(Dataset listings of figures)
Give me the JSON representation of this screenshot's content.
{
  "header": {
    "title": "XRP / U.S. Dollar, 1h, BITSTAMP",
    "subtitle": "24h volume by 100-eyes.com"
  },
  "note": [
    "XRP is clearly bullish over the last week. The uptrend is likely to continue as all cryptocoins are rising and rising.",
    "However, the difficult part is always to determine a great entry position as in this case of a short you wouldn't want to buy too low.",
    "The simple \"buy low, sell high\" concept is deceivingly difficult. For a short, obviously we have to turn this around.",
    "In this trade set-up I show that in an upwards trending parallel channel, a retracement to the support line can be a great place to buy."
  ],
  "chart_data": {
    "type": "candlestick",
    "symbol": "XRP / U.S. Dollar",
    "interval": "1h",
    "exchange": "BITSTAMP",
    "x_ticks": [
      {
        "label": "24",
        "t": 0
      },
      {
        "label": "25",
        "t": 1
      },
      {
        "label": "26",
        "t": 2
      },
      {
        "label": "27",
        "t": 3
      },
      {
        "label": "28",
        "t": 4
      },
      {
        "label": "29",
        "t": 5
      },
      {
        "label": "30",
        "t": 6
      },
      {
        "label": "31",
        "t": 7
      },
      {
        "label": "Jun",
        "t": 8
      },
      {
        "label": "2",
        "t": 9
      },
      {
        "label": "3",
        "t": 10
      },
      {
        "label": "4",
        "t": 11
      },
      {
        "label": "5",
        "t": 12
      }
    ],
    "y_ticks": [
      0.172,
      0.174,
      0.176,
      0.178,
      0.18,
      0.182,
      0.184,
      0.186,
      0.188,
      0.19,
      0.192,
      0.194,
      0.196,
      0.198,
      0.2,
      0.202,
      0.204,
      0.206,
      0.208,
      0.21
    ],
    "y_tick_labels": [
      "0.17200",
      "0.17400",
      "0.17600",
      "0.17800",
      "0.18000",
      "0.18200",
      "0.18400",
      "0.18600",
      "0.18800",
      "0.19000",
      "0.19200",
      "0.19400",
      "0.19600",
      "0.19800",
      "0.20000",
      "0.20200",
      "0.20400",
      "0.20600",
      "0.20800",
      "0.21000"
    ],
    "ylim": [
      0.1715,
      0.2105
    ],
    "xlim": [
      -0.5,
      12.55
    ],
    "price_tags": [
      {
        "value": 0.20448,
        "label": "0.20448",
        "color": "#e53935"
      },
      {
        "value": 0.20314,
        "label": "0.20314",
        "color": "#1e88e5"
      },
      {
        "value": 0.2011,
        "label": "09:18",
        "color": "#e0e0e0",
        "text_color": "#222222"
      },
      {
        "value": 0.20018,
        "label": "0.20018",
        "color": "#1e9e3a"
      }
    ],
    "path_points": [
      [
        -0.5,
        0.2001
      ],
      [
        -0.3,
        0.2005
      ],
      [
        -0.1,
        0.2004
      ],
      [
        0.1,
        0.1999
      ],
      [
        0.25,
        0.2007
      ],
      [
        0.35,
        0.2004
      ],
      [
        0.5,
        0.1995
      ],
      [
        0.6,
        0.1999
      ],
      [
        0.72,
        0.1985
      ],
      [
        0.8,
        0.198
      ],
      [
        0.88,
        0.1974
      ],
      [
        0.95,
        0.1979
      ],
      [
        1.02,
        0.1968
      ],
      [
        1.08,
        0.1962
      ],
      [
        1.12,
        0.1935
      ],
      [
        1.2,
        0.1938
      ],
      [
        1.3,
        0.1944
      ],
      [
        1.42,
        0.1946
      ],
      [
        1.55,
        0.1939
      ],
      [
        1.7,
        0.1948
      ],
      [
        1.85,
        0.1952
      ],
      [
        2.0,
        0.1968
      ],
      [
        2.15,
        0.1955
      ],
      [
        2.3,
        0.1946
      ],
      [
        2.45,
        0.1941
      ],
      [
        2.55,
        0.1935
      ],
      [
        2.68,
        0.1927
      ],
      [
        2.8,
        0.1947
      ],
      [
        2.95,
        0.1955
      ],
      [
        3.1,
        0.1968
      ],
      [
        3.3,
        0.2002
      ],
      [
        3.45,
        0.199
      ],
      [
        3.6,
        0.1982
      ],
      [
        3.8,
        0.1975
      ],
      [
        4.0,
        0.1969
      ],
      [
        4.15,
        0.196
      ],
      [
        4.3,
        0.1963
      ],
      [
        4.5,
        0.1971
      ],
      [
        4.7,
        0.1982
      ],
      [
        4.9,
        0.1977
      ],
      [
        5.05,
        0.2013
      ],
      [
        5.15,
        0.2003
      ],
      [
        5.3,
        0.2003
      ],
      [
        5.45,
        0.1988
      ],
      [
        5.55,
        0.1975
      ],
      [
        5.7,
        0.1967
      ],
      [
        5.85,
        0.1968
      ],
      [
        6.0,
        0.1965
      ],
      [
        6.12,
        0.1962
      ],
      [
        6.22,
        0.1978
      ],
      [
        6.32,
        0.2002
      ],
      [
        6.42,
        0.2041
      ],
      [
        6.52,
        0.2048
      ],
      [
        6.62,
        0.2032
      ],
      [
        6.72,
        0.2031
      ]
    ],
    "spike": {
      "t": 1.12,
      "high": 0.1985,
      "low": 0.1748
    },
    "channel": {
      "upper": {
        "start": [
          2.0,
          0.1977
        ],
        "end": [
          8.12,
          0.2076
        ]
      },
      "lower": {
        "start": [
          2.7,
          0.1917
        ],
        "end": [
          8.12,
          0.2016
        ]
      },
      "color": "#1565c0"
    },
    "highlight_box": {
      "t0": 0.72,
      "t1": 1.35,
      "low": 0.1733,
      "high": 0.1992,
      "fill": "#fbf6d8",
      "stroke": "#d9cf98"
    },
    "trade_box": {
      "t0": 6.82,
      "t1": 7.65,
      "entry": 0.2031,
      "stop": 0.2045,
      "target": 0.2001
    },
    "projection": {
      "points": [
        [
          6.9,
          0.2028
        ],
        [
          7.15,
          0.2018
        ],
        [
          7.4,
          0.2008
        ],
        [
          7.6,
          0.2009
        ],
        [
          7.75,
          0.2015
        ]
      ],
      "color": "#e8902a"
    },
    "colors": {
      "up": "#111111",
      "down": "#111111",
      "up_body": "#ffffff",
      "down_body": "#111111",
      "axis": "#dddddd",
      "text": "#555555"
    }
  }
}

Problem statement |
Show the lines that mention the word "Dollar".

Result |
    "title": "XRP / U.S. Dollar, 1h, BITSTAMP",
    "symbol": "XRP / U.S. Dollar",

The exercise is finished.